Stated task: Give only the number of lines in the listing below where the string "REPORT" occurs.

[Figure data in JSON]

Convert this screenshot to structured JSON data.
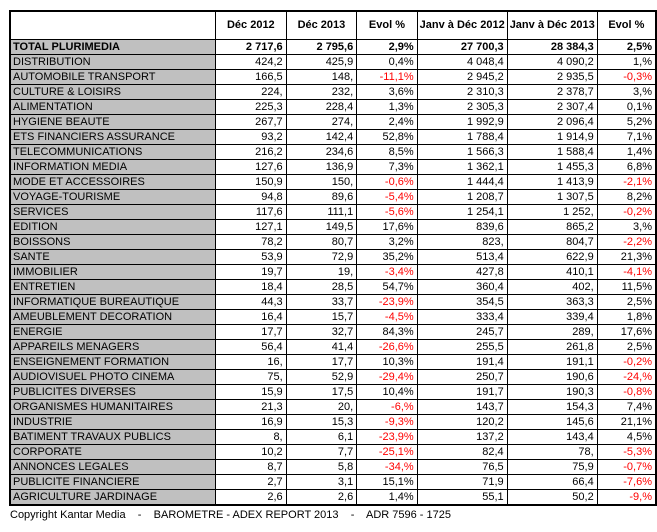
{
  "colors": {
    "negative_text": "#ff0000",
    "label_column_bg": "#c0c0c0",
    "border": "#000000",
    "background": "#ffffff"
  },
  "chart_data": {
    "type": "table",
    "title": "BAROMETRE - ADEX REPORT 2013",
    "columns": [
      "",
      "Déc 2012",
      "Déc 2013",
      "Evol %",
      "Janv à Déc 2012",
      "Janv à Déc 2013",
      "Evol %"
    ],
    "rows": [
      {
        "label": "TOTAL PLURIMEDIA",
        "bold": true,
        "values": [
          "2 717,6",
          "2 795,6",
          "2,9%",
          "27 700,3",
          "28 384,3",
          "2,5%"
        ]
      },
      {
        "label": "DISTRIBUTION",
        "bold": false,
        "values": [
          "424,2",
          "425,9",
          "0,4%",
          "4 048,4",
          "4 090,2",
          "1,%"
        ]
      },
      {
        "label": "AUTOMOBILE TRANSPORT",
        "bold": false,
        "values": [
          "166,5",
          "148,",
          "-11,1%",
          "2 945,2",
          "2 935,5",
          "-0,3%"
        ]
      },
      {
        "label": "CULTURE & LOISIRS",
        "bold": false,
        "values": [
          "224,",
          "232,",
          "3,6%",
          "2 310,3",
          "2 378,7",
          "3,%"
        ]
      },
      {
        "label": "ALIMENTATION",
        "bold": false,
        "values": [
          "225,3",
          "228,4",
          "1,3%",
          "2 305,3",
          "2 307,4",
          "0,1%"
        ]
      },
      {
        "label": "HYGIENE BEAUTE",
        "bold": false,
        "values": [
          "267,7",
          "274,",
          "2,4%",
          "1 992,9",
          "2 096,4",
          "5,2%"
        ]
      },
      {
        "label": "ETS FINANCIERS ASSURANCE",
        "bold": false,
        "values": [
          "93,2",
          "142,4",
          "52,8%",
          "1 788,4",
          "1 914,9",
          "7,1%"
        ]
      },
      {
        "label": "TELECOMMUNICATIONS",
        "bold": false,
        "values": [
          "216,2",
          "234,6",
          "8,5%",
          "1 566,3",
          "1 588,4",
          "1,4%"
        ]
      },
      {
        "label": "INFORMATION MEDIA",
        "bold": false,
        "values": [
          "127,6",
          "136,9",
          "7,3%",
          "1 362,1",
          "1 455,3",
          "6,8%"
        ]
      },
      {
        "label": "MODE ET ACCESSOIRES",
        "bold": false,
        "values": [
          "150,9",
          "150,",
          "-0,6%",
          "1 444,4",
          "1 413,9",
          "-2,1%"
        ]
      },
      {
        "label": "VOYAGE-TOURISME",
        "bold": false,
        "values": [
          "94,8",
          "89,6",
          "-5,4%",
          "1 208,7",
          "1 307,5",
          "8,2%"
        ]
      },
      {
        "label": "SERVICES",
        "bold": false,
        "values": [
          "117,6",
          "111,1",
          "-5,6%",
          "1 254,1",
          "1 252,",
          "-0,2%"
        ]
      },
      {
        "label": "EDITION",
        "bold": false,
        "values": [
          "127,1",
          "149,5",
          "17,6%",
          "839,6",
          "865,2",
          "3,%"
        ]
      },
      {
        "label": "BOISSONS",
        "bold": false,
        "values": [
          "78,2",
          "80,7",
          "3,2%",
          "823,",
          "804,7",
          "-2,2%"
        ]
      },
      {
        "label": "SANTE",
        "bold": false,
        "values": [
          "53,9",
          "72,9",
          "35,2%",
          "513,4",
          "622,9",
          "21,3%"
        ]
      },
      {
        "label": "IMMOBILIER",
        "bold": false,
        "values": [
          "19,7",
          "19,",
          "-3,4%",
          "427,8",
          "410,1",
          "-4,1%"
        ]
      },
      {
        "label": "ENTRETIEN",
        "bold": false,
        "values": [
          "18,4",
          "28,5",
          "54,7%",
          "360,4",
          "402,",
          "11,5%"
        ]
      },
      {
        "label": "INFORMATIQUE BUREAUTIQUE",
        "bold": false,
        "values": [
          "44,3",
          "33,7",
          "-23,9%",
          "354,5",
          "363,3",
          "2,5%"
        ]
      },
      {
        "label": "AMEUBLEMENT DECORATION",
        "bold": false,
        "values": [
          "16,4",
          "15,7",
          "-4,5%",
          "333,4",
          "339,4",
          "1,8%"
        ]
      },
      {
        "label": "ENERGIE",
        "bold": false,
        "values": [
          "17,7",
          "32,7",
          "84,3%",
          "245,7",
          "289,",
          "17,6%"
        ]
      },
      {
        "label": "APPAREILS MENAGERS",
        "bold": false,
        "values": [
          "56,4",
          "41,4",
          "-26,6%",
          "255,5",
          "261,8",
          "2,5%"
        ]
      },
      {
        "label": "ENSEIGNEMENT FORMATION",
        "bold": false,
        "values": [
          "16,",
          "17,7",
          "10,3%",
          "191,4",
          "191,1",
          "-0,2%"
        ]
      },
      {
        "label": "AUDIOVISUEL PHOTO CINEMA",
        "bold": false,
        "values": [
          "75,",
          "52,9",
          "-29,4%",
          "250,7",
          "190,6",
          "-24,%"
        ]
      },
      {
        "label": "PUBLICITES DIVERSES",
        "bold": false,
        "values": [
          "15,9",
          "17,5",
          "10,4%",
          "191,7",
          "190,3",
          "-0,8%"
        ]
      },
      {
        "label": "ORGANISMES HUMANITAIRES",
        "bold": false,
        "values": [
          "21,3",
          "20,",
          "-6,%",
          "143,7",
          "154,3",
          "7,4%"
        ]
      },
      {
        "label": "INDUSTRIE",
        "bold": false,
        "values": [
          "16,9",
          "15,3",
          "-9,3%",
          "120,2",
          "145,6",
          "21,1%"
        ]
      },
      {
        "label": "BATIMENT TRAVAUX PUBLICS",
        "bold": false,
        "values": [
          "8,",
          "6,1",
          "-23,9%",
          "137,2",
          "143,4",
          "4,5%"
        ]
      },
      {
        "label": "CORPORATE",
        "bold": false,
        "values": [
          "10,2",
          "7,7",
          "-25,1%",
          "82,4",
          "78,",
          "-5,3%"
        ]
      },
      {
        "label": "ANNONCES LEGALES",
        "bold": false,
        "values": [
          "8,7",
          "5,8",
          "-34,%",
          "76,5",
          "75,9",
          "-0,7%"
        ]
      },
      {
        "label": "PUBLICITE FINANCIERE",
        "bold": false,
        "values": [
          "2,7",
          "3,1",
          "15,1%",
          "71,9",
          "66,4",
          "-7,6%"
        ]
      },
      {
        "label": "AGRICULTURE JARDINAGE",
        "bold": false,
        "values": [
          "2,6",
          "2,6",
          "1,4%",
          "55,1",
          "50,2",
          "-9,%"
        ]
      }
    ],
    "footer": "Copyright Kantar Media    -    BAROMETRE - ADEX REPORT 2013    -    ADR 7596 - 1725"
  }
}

Answer for this exercise: 2